Dataset listings of figures:
▬▬▬▬▬▬▬▬▬▬

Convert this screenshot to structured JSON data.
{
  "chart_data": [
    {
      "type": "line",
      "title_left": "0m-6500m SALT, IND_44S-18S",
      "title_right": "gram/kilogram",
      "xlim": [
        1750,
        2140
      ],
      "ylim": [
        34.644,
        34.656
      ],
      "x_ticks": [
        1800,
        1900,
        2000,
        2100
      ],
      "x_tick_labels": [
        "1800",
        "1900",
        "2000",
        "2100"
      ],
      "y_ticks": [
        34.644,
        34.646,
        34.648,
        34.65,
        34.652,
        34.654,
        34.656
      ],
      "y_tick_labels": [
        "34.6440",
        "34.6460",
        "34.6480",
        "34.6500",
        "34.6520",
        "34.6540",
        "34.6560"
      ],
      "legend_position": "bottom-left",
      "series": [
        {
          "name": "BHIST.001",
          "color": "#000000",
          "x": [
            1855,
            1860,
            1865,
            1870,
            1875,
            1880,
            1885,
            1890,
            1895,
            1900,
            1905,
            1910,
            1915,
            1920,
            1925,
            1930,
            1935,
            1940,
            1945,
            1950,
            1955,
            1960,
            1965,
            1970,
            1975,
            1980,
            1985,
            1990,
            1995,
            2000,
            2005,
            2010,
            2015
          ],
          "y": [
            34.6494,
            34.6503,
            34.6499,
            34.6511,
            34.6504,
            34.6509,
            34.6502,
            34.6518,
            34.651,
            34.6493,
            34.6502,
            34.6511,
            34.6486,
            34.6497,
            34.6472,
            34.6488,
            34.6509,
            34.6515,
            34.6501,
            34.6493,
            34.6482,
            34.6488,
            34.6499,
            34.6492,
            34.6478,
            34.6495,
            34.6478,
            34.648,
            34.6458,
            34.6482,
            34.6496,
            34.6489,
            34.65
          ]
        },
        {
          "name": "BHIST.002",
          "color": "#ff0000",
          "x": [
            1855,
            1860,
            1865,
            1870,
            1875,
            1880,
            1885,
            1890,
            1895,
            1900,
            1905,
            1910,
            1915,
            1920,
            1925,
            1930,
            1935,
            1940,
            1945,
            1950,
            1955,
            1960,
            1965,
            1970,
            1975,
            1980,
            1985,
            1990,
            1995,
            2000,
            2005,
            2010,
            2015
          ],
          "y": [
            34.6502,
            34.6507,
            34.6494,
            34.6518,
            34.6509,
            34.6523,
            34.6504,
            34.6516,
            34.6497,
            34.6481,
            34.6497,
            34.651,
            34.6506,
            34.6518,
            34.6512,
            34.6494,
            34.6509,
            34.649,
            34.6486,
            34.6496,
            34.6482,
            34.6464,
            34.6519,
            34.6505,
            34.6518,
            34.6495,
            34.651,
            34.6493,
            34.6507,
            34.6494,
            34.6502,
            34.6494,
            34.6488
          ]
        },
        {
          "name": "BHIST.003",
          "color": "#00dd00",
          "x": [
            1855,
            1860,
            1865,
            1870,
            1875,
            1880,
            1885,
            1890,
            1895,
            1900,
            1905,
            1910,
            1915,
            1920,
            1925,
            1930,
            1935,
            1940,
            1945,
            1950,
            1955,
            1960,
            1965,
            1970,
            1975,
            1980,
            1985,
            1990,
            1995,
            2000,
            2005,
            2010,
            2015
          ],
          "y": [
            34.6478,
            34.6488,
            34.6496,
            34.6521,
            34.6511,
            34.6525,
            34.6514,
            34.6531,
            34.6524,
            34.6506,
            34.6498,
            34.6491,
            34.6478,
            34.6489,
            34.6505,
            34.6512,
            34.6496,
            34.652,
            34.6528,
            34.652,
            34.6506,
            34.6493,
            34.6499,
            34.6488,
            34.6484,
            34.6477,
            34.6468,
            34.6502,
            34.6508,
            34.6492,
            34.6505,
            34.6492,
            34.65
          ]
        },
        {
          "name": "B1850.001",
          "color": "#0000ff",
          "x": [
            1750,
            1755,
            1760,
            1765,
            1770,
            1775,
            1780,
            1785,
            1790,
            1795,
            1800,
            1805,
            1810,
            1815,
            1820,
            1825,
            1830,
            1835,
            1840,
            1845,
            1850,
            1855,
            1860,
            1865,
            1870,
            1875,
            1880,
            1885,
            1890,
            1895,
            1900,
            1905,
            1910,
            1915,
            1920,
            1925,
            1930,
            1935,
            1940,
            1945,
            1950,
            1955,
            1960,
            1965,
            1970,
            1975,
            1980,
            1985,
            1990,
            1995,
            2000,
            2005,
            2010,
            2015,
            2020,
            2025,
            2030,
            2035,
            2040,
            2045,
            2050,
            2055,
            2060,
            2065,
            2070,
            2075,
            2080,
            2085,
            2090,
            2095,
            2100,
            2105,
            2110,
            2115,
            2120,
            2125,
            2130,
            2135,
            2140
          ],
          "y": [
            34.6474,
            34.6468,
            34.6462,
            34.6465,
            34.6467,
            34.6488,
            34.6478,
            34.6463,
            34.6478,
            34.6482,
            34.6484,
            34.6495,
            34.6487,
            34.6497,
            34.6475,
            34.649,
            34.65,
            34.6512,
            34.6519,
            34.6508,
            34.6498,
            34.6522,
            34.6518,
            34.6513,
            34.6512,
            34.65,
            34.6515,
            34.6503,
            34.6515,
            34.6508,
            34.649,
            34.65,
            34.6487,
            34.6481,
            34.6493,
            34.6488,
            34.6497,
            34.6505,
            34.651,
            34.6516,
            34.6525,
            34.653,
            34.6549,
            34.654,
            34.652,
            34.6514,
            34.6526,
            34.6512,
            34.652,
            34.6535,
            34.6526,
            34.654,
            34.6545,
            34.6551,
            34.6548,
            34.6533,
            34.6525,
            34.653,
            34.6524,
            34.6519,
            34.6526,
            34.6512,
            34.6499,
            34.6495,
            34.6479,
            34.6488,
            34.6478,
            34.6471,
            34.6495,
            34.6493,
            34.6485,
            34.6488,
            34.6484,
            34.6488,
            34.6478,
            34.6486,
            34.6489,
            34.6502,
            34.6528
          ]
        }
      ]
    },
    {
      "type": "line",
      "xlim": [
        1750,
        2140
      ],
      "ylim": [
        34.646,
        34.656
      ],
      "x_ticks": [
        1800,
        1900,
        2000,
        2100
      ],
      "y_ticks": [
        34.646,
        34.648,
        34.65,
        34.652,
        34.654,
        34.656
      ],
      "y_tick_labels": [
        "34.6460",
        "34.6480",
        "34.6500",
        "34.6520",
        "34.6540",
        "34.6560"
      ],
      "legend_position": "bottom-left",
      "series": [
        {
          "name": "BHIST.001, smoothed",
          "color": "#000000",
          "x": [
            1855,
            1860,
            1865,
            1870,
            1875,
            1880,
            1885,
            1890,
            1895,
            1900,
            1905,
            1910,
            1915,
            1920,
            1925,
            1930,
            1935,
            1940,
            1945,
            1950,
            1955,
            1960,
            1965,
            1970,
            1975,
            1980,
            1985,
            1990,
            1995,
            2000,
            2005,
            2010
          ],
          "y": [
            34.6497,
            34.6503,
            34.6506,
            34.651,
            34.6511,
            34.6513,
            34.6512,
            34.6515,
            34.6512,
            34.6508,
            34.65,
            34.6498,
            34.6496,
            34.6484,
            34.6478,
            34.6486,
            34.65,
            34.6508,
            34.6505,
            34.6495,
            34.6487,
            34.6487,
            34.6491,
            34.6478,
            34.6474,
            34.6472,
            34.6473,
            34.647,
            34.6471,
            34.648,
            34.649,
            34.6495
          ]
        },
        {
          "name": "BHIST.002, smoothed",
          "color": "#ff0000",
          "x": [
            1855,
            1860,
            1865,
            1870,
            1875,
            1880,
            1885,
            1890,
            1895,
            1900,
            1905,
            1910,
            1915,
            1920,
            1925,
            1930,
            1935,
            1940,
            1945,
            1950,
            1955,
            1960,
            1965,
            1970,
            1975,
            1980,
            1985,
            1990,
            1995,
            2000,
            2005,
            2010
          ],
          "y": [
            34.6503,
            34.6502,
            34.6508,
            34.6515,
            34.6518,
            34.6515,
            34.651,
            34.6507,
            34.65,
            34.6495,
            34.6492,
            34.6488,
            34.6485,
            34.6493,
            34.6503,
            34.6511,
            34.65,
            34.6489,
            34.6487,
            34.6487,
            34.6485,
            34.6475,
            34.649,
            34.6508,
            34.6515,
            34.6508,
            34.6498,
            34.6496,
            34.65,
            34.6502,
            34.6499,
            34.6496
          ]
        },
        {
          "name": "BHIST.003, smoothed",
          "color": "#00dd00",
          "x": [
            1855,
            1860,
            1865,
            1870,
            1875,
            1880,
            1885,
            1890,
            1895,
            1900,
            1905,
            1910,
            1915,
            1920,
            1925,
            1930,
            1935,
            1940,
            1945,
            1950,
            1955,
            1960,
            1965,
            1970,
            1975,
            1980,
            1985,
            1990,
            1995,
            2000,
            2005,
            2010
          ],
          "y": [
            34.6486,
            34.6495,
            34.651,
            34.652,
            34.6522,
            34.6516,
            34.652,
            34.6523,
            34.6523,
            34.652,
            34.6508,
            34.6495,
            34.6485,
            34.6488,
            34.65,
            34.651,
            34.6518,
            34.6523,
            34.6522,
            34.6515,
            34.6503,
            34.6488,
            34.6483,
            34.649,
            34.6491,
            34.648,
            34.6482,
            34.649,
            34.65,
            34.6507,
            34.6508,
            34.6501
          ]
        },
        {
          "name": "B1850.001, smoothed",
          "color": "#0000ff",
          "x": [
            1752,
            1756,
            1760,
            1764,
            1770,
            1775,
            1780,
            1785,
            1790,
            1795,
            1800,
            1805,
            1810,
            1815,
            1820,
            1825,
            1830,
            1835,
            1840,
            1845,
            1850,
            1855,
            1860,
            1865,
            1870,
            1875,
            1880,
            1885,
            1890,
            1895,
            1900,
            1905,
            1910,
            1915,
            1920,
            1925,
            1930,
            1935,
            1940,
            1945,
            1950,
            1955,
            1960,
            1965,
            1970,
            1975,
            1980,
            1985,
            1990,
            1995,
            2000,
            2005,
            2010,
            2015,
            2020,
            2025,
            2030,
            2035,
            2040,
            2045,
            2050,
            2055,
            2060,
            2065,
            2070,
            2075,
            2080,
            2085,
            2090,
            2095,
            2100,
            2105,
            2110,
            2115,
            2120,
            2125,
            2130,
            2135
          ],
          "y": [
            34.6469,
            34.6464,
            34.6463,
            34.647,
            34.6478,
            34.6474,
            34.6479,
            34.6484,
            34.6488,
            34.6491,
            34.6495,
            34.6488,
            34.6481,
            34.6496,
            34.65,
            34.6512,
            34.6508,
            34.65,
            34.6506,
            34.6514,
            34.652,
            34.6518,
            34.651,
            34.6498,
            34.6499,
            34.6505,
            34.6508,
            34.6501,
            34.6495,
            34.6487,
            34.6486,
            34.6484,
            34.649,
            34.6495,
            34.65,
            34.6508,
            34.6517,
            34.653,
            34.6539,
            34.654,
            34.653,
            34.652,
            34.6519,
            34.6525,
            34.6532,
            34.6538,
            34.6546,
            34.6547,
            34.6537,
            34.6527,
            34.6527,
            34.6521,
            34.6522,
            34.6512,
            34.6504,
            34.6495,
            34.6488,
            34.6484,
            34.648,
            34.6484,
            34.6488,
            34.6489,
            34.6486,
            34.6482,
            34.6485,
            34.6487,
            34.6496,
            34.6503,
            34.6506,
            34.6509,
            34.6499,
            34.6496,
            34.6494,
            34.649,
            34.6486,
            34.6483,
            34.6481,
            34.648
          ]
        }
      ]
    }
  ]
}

▬▬▬▬▬▬▬▬▬▬

[Goal of the exercise]:
Within the data above, pick out all lines holding the word "BHIST".

[Task response]:
          "name": "BHIST.001",
          "name": "BHIST.002",
          "name": "BHIST.003",
          "name": "BHIST.001, smoothed",
          "name": "BHIST.002, smoothed",
          "name": "BHIST.003, smoothed",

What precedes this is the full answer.